* Start RECORDS FOR THE TASK *

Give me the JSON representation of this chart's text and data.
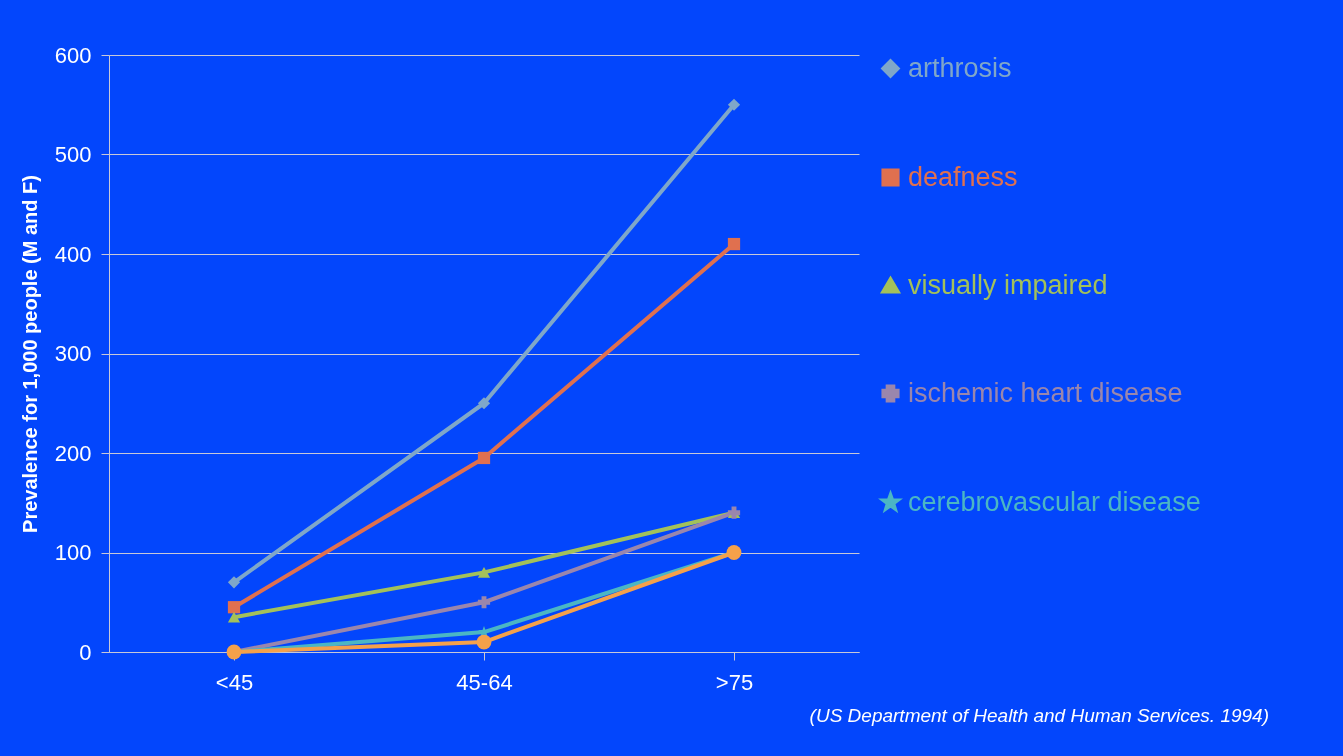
{
  "chart_data": {
    "type": "line",
    "ylabel": "Prevalence for 1,000 people (M and F)",
    "categories": [
      "<45",
      "45-64",
      ">75"
    ],
    "ylim": [
      0,
      600
    ],
    "yticks": [
      0,
      100,
      200,
      300,
      400,
      500,
      600
    ],
    "grid": "y",
    "legend": "right",
    "annotations": [
      "(US Department of Health and Human Services. 1994)"
    ],
    "series": [
      {
        "name": "arthrosis",
        "color": "#7fa7c9",
        "marker": "diamond",
        "values": [
          70,
          250,
          550
        ]
      },
      {
        "name": "deafness",
        "color": "#e0704f",
        "marker": "square",
        "values": [
          45,
          195,
          410
        ]
      },
      {
        "name": "visually impaired",
        "color": "#a3c15a",
        "marker": "triangle",
        "values": [
          35,
          80,
          140
        ]
      },
      {
        "name": "ischemic heart disease",
        "color": "#9a86ad",
        "marker": "cross",
        "values": [
          0,
          50,
          140
        ]
      },
      {
        "name": "cerebrovascular disease",
        "color": "#4bb6c4",
        "marker": "star",
        "values": [
          0,
          20,
          100
        ]
      },
      {
        "color": "#f5a14a",
        "marker": "circle",
        "values": [
          0,
          10,
          100
        ]
      }
    ]
  }
}
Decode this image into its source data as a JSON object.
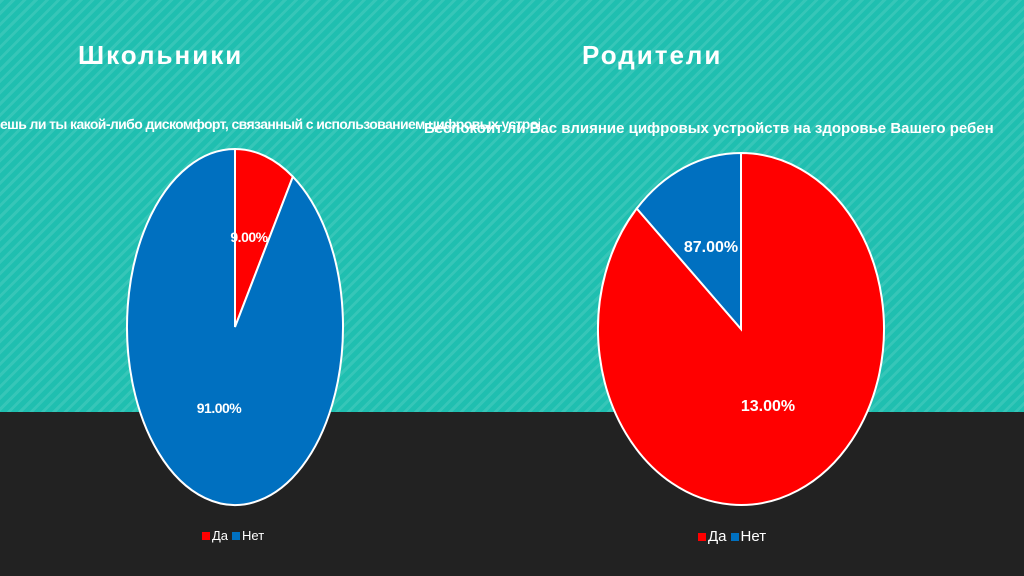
{
  "slide": {
    "left_title": "Школьники",
    "right_title": "Родители"
  },
  "colors": {
    "yes": "#ff0000",
    "no": "#0070c0",
    "teal": "#1fbfb0",
    "dark": "#222222"
  },
  "chart_data": [
    {
      "type": "pie",
      "title": "ешь ли ты какой-либо дискомфорт, связанный с использованием цифровых устройств?",
      "categories": [
        "Да",
        "Нет"
      ],
      "values": [
        9.0,
        91.0
      ],
      "data_labels": [
        "9.00%",
        "91.00%"
      ],
      "colors": [
        "#ff0000",
        "#0070c0"
      ],
      "legend": "bottom"
    },
    {
      "type": "pie",
      "title": "Беспокоит ли Вас влияние цифровых устройств на здоровье Вашего ребен",
      "categories": [
        "Да",
        "Нет"
      ],
      "values": [
        87.0,
        13.0
      ],
      "data_labels": [
        "87.00%",
        "13.00%"
      ],
      "colors": [
        "#ff0000",
        "#0070c0"
      ],
      "legend": "bottom"
    }
  ]
}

* End RECORDS FOR THE TASK *

▶ _EXERCISE DETAILS_:
Return each line from the material above exactly, but not the pictures.

▶ _REPLY_:
Give me the JSON representation of this chart's text and data.
{
  "chart_data": {
    "type": "line",
    "ylabel": "Prevalence for 1,000 people (M and F)",
    "categories": [
      "<45",
      "45-64",
      ">75"
    ],
    "ylim": [
      0,
      600
    ],
    "yticks": [
      0,
      100,
      200,
      300,
      400,
      500,
      600
    ],
    "grid": "y",
    "legend": "right",
    "annotations": [
      "(US Department of Health and Human Services. 1994)"
    ],
    "series": [
      {
        "name": "arthrosis",
        "color": "#7fa7c9",
        "marker": "diamond",
        "values": [
          70,
          250,
          550
        ]
      },
      {
        "name": "deafness",
        "color": "#e0704f",
        "marker": "square",
        "values": [
          45,
          195,
          410
        ]
      },
      {
        "name": "visually impaired",
        "color": "#a3c15a",
        "marker": "triangle",
        "values": [
          35,
          80,
          140
        ]
      },
      {
        "name": "ischemic heart disease",
        "color": "#9a86ad",
        "marker": "cross",
        "values": [
          0,
          50,
          140
        ]
      },
      {
        "name": "cerebrovascular disease",
        "color": "#4bb6c4",
        "marker": "star",
        "values": [
          0,
          20,
          100
        ]
      },
      {
        "color": "#f5a14a",
        "marker": "circle",
        "values": [
          0,
          10,
          100
        ]
      }
    ]
  }
}
Decode this image into its source data as a JSON object.
{
  "slide": {
    "left_title": "Школьники",
    "right_title": "Родители"
  },
  "colors": {
    "yes": "#ff0000",
    "no": "#0070c0",
    "teal": "#1fbfb0",
    "dark": "#222222"
  },
  "chart_data": [
    {
      "type": "pie",
      "title": "ешь ли ты какой-либо дискомфорт, связанный с использованием цифровых устройств?",
      "categories": [
        "Да",
        "Нет"
      ],
      "values": [
        9.0,
        91.0
      ],
      "data_labels": [
        "9.00%",
        "91.00%"
      ],
      "colors": [
        "#ff0000",
        "#0070c0"
      ],
      "legend": "bottom"
    },
    {
      "type": "pie",
      "title": "Беспокоит ли Вас влияние цифровых устройств на здоровье Вашего ребен",
      "categories": [
        "Да",
        "Нет"
      ],
      "values": [
        87.0,
        13.0
      ],
      "data_labels": [
        "87.00%",
        "13.00%"
      ],
      "colors": [
        "#ff0000",
        "#0070c0"
      ],
      "legend": "bottom"
    }
  ]
}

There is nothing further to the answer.